◆ **SHORT PROBLEM**: Copy out every line of the records where the string "this" occurs.

◆ **THE INPUT**:
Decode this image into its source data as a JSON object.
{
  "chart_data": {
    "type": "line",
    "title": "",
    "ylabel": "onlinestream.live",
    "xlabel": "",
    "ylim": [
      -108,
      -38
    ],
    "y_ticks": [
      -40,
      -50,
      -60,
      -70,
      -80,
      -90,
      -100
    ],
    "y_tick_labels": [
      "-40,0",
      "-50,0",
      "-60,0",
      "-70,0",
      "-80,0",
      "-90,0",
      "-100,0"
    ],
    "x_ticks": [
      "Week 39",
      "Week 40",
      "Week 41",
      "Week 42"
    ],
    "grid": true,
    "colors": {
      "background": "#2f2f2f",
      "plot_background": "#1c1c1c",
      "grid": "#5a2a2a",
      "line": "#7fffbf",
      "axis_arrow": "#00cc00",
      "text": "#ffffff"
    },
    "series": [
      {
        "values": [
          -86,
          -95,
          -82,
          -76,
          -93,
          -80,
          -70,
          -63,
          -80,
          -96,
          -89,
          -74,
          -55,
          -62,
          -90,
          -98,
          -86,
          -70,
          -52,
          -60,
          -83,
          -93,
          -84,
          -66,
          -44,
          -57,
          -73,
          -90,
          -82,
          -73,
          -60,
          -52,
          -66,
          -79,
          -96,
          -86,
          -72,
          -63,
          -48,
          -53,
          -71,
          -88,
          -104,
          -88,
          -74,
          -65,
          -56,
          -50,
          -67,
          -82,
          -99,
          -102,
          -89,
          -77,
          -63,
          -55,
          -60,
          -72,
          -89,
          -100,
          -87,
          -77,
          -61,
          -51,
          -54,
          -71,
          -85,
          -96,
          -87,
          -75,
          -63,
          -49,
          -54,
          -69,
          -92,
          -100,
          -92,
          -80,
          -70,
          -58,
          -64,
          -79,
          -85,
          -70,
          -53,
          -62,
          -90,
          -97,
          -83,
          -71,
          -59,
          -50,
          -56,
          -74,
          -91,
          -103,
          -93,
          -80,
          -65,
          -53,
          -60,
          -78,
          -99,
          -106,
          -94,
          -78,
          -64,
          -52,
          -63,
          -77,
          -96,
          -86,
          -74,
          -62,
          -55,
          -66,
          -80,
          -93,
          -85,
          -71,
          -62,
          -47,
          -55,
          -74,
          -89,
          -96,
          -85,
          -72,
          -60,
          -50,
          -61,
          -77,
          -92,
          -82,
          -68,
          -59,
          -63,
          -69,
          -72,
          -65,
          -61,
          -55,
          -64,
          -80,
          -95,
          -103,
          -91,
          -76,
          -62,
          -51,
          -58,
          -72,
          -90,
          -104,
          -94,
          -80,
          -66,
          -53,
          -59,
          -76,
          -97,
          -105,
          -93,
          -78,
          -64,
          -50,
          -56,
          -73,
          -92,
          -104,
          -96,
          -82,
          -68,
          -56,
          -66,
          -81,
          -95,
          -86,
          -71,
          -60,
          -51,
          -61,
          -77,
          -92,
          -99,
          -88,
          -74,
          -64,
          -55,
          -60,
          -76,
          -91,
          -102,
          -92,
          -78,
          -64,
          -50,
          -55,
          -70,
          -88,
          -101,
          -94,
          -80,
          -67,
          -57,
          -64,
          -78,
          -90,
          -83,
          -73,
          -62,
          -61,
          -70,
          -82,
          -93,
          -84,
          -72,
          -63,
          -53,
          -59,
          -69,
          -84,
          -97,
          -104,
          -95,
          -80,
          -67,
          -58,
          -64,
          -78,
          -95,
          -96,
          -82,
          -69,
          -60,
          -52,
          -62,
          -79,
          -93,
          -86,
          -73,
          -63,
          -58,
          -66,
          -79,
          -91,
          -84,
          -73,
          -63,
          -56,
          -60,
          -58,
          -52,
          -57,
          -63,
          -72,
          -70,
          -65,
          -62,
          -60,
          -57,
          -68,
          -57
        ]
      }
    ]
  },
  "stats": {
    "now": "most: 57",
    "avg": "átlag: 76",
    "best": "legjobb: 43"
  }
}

--

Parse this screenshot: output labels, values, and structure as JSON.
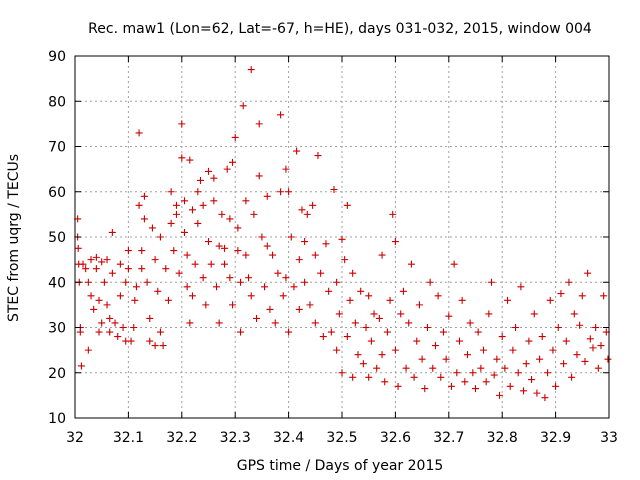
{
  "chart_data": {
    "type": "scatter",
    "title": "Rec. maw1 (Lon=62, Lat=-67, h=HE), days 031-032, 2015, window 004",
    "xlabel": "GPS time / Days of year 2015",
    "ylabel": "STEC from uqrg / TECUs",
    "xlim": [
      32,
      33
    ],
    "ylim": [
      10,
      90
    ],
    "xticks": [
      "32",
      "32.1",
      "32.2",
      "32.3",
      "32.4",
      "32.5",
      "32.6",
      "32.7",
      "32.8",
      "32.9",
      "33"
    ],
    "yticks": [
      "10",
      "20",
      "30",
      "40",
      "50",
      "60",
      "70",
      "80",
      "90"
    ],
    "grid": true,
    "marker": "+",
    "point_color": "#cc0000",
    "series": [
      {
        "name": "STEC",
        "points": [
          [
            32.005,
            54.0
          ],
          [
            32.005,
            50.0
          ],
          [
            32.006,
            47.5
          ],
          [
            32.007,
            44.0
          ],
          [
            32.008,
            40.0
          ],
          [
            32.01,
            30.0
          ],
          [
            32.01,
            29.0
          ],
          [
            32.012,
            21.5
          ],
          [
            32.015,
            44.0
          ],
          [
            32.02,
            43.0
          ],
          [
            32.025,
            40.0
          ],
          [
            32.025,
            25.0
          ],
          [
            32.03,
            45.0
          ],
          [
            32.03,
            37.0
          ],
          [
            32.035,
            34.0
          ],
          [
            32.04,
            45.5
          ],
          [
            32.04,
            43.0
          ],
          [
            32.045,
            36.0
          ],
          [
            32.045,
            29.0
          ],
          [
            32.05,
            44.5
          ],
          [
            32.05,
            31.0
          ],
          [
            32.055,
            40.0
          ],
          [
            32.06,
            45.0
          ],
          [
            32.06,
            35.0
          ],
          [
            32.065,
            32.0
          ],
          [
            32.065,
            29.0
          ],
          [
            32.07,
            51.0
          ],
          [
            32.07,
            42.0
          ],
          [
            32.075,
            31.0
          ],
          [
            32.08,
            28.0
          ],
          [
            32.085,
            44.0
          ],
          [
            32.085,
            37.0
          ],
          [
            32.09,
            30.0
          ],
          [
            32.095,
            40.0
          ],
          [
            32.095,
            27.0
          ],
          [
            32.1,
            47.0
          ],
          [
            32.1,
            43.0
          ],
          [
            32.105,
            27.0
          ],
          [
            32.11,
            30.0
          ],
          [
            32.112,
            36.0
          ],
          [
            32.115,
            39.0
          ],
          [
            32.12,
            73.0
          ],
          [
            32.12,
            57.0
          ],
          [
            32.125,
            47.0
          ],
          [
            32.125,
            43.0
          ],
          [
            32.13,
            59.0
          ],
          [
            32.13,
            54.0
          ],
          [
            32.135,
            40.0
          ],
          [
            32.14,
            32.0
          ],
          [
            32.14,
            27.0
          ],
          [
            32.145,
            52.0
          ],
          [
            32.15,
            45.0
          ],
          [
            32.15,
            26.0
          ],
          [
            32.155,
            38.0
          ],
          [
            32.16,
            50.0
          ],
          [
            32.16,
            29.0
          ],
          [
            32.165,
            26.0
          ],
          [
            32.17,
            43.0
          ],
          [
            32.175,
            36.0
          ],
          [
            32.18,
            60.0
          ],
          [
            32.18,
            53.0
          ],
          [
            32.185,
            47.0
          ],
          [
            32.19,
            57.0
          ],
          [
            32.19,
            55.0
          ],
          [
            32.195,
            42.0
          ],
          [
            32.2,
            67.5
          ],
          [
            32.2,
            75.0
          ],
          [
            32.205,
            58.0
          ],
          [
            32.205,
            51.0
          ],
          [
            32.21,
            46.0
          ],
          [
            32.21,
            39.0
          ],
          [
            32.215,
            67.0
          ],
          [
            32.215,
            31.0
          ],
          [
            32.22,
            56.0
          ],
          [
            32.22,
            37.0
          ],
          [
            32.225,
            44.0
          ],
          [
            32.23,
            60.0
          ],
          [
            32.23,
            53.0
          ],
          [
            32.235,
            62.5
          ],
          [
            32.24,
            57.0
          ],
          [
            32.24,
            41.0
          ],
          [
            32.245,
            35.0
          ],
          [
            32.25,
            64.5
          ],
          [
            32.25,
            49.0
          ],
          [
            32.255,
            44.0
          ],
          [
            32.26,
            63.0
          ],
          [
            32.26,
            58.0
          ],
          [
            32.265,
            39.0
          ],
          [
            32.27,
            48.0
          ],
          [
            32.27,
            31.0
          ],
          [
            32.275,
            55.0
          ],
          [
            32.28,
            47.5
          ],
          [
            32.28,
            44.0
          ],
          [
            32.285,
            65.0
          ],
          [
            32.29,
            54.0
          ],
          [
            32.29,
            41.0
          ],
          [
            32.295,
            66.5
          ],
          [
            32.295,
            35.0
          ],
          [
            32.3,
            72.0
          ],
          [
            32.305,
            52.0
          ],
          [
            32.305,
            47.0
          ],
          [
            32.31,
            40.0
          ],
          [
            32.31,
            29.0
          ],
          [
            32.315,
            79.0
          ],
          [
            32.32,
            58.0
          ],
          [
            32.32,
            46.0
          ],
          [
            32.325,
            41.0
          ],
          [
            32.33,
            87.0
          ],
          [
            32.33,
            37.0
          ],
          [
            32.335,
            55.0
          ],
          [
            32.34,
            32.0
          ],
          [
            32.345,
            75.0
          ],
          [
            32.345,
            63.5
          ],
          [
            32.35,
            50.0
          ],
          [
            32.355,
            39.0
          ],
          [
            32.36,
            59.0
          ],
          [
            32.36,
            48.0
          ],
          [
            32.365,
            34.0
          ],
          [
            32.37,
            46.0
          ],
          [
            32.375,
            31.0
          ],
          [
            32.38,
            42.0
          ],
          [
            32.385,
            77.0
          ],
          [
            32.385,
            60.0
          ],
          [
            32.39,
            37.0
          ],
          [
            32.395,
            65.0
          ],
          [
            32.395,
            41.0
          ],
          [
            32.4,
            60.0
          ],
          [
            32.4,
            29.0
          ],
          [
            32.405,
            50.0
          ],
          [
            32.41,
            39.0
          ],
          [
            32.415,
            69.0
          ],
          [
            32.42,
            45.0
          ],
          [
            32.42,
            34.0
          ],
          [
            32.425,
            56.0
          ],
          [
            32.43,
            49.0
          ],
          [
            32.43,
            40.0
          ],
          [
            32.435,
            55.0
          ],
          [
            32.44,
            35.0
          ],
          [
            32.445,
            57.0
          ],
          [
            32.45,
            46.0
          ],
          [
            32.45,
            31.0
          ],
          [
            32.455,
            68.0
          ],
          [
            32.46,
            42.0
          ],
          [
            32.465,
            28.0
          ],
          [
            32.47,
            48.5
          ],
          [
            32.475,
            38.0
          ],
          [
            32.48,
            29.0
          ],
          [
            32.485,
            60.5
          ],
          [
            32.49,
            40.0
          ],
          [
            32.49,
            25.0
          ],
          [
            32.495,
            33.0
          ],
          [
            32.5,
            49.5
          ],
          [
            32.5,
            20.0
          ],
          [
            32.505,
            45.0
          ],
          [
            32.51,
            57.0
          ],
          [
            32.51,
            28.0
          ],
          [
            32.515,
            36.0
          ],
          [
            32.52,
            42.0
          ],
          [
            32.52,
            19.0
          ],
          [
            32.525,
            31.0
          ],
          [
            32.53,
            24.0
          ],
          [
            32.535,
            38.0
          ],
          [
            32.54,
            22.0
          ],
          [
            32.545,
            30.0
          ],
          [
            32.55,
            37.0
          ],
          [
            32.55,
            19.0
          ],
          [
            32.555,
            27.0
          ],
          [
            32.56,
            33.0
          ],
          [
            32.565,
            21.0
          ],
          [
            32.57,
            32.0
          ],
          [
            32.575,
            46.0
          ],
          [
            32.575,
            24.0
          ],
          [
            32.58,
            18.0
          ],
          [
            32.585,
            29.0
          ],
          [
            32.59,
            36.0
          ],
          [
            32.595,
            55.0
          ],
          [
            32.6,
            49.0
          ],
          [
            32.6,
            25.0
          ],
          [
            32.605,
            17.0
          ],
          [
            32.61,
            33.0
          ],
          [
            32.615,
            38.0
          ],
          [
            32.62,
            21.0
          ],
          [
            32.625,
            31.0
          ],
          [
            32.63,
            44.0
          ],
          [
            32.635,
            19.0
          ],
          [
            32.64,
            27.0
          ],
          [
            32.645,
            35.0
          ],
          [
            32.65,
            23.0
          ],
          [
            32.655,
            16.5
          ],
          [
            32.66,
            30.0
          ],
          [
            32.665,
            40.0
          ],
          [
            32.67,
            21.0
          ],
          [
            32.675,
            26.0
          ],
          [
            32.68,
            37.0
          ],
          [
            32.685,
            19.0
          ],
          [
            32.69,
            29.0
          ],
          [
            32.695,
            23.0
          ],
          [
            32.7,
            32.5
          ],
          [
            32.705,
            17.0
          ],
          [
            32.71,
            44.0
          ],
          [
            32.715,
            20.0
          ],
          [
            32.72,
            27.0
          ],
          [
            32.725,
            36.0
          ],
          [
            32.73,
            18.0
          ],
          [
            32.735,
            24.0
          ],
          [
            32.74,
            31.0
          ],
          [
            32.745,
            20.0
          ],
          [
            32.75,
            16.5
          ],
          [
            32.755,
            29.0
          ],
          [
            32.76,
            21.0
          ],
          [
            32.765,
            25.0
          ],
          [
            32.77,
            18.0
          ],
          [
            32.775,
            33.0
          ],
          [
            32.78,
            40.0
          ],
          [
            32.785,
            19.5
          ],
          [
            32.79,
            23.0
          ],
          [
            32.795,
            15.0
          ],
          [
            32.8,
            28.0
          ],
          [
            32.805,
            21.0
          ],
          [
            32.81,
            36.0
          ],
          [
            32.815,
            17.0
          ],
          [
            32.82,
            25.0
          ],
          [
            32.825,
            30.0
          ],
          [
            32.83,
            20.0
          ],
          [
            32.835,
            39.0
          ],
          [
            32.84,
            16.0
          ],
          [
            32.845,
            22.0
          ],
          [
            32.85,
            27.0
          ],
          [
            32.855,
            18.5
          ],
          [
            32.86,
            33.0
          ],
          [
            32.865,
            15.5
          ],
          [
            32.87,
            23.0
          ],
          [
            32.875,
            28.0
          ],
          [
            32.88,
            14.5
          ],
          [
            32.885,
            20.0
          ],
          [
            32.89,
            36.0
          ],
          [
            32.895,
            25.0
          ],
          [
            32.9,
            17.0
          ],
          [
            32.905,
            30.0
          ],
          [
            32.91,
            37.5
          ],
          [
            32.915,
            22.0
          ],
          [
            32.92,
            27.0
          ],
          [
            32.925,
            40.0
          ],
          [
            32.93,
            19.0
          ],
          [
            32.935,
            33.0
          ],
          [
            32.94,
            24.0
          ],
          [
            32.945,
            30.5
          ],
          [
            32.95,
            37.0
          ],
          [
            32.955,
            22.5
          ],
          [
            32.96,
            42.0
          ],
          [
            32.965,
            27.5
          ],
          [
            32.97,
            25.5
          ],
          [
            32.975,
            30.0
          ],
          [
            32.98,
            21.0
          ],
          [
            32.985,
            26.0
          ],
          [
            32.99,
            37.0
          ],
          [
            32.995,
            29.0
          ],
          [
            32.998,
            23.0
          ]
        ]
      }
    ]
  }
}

◆ **REPLY**:
Decode this image into its source data as a JSON object.
Parse this screenshot: output labels, values, and structure as JSON.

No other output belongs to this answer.